*** EXTRACTED DATA

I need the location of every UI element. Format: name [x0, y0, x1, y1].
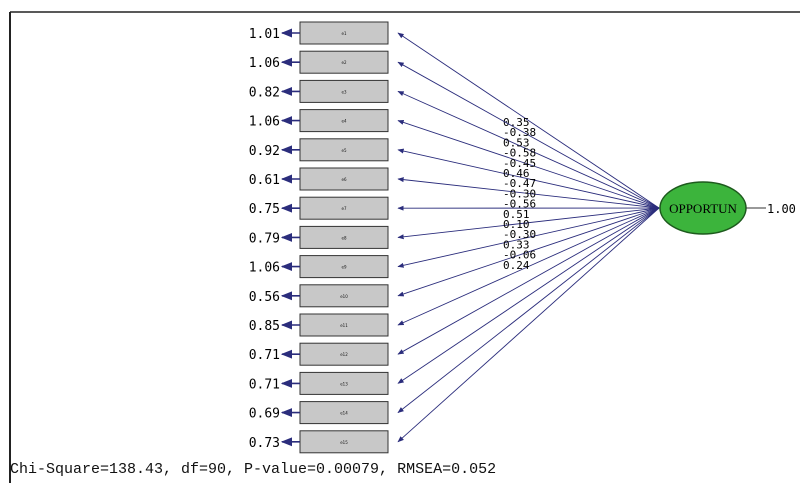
loading-label-e4: -0.58 [503, 147, 536, 160]
latent-variable: OPPORTUN 1.00 [659, 181, 796, 235]
loading-label-e13: 0.33 [503, 238, 530, 251]
loading-label-e7: -0.47 [503, 177, 536, 190]
error-variance-e3: 0.82 [249, 85, 280, 100]
indicator-label-e8: e8 [341, 235, 346, 240]
loading-path-e1 [397, 32, 660, 209]
loading-path-e10 [397, 207, 660, 297]
loading-label-e12: -0.30 [503, 228, 536, 241]
loading-path-e4 [397, 120, 660, 209]
indicator-label-e1: e1 [341, 31, 346, 36]
error-variance-e12: 0.71 [249, 348, 280, 363]
indicator-label-e15: e15 [340, 440, 348, 445]
error-variances: 1.01 1.06 0.82 1.06 0.92 0.61 0.75 0.79 1.06 0.56… [249, 27, 300, 451]
loading-path-e14 [397, 207, 660, 413]
loading-label-e3: 0.53 [503, 136, 530, 149]
loading-label-e2: -0.38 [503, 126, 536, 139]
indicator-label-e13: e13 [340, 381, 348, 386]
error-variance-e6: 0.61 [249, 173, 280, 188]
indicator-label-e5: e5 [341, 148, 346, 153]
loading-path-e12 [397, 207, 660, 355]
loading-label-e11: 0.10 [503, 218, 530, 231]
indicator-label-e11: e11 [340, 323, 348, 328]
error-variance-e1: 1.01 [249, 27, 280, 42]
loading-label-e14: -0.06 [503, 249, 536, 262]
loading-label-e10: 0.51 [503, 208, 530, 221]
error-variance-e14: 0.69 [249, 407, 280, 422]
error-variance-e5: 0.92 [249, 144, 280, 159]
error-variance-e8: 0.79 [249, 231, 280, 246]
indicator-label-e12: e12 [340, 352, 348, 357]
indicator-label-e9: e9 [341, 265, 346, 270]
loading-path-e11 [397, 207, 660, 326]
error-variance-e15: 0.73 [249, 436, 280, 451]
indicator-label-e3: e3 [341, 89, 346, 94]
loading-path-e2 [397, 61, 660, 209]
loading-label-e9: -0.56 [503, 198, 536, 211]
indicator-boxes: e1 e2 e3 e4 e5 e6 e7 e8 e9 e10 e11 e12 e13 e14 e15 [299, 21, 389, 454]
indicator-label-e2: e2 [341, 60, 346, 65]
error-variance-e9: 1.06 [249, 261, 280, 276]
loading-path-e5 [397, 148, 660, 209]
indicator-label-e14: e14 [340, 411, 348, 416]
latent-label: OPPORTUN [669, 201, 737, 216]
loading-paths: 0.35-0.380.53-0.58-0.450.46-0.47-0.30-0.… [397, 32, 660, 443]
indicator-label-e6: e6 [341, 177, 346, 182]
indicator-label-e10: e10 [340, 294, 348, 299]
loading-path-e6 [397, 177, 660, 209]
error-variance-e11: 0.85 [249, 319, 280, 334]
loading-label-e6: 0.46 [503, 167, 530, 180]
error-variance-e2: 1.06 [249, 56, 280, 71]
loading-path-e15 [397, 207, 660, 443]
latent-variance: 1.00 [767, 202, 796, 216]
error-variance-e7: 0.75 [249, 202, 280, 217]
loading-label-e1: 0.35 [503, 116, 530, 129]
error-variance-e13: 0.71 [249, 377, 280, 392]
loading-label-e5: -0.45 [503, 157, 536, 170]
loading-path-e3 [397, 90, 660, 209]
error-variance-e10: 0.56 [249, 290, 280, 305]
indicator-label-e7: e7 [341, 206, 346, 211]
loading-path-e9 [397, 207, 660, 268]
indicator-label-e4: e4 [341, 119, 346, 124]
loading-label-e8: -0.30 [503, 187, 536, 200]
loading-path-e13 [397, 207, 660, 384]
loading-label-e15: 0.24 [503, 259, 530, 272]
fit-statistics: Chi-Square=138.43, df=90, P-value=0.0007… [10, 461, 497, 478]
error-variance-e4: 1.06 [249, 115, 280, 130]
loading-path-e8 [397, 207, 660, 240]
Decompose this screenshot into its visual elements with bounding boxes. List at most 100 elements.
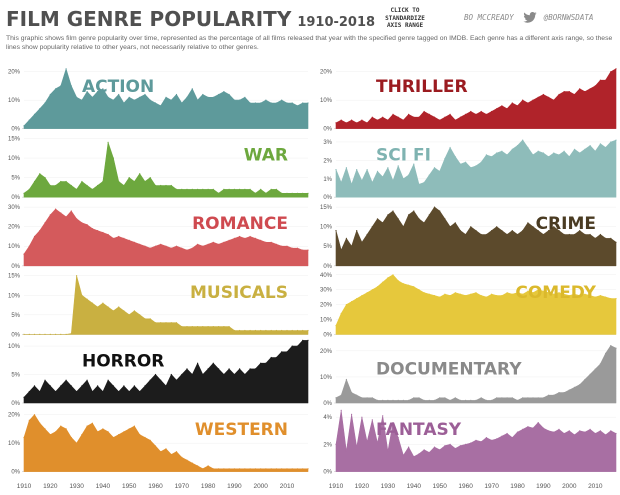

******

**TASK TO COMPLETE:** Reproduce all of the records above, swapping each occurrence of "OPPORTUN" for "OPPORTUNITY" and leaving everything else unchanged. Omit the pictures.

**SOLVED EXERCISE:**
I need the location of every UI element. Format: name [x0, y0, x1, y1].
loading-label-e4: -0.58 [503, 147, 536, 160]
latent-variable: OPPORTUNITY 1.00 [659, 181, 796, 235]
loading-label-e13: 0.33 [503, 238, 530, 251]
loading-label-e7: -0.47 [503, 177, 536, 190]
error-variance-e3: 0.82 [249, 85, 280, 100]
indicator-label-e8: e8 [341, 235, 346, 240]
loading-path-e1 [397, 32, 660, 209]
loading-path-e10 [397, 207, 660, 297]
loading-label-e12: -0.30 [503, 228, 536, 241]
loading-path-e4 [397, 120, 660, 209]
indicator-label-e1: e1 [341, 31, 346, 36]
error-variance-e12: 0.71 [249, 348, 280, 363]
indicator-label-e15: e15 [340, 440, 348, 445]
error-variances: 1.01 1.06 0.82 1.06 0.92 0.61 0.75 0.79 1.06 0.56… [249, 27, 300, 451]
loading-path-e14 [397, 207, 660, 413]
loading-label-e3: 0.53 [503, 136, 530, 149]
loading-label-e2: -0.38 [503, 126, 536, 139]
indicator-label-e13: e13 [340, 381, 348, 386]
error-variance-e6: 0.61 [249, 173, 280, 188]
indicator-label-e5: e5 [341, 148, 346, 153]
loading-path-e12 [397, 207, 660, 355]
loading-label-e11: 0.10 [503, 218, 530, 231]
indicator-label-e11: e11 [340, 323, 348, 328]
error-variance-e1: 1.01 [249, 27, 280, 42]
loading-label-e14: -0.06 [503, 249, 536, 262]
loading-label-e10: 0.51 [503, 208, 530, 221]
error-variance-e14: 0.69 [249, 407, 280, 422]
error-variance-e5: 0.92 [249, 144, 280, 159]
error-variance-e8: 0.79 [249, 231, 280, 246]
indicator-label-e12: e12 [340, 352, 348, 357]
indicator-label-e9: e9 [341, 265, 346, 270]
loading-path-e11 [397, 207, 660, 326]
error-variance-e15: 0.73 [249, 436, 280, 451]
indicator-label-e3: e3 [341, 89, 346, 94]
loading-path-e2 [397, 61, 660, 209]
loading-label-e9: -0.56 [503, 198, 536, 211]
indicator-boxes: e1 e2 e3 e4 e5 e6 e7 e8 e9 e10 e11 e12 e13 e14 e15 [299, 21, 389, 454]
indicator-label-e2: e2 [341, 60, 346, 65]
error-variance-e9: 1.06 [249, 261, 280, 276]
loading-path-e5 [397, 148, 660, 209]
indicator-label-e14: e14 [340, 411, 348, 416]
latent-label: OPPORTUNITY [669, 201, 737, 216]
loading-paths: 0.35-0.380.53-0.58-0.450.46-0.47-0.30-0.… [397, 32, 660, 443]
indicator-label-e6: e6 [341, 177, 346, 182]
indicator-label-e10: e10 [340, 294, 348, 299]
loading-path-e6 [397, 177, 660, 209]
error-variance-e11: 0.85 [249, 319, 280, 334]
loading-label-e6: 0.46 [503, 167, 530, 180]
error-variance-e2: 1.06 [249, 56, 280, 71]
loading-path-e15 [397, 207, 660, 443]
latent-variance: 1.00 [767, 202, 796, 216]
error-variance-e7: 0.75 [249, 202, 280, 217]
loading-label-e1: 0.35 [503, 116, 530, 129]
error-variance-e13: 0.71 [249, 377, 280, 392]
loading-label-e5: -0.45 [503, 157, 536, 170]
loading-path-e3 [397, 90, 660, 209]
error-variance-e10: 0.56 [249, 290, 280, 305]
indicator-label-e7: e7 [341, 206, 346, 211]
loading-path-e9 [397, 207, 660, 268]
indicator-label-e4: e4 [341, 119, 346, 124]
loading-label-e8: -0.30 [503, 187, 536, 200]
loading-path-e13 [397, 207, 660, 384]
loading-label-e15: 0.24 [503, 259, 530, 272]
fit-statistics: Chi-Square=138.43, df=90, P-value=0.0007… [10, 461, 497, 478]
error-variance-e4: 1.06 [249, 115, 280, 130]
loading-path-e8 [397, 207, 660, 240]
Decompose this screenshot into its visual elements with bounding boxes. List at most 100 elements.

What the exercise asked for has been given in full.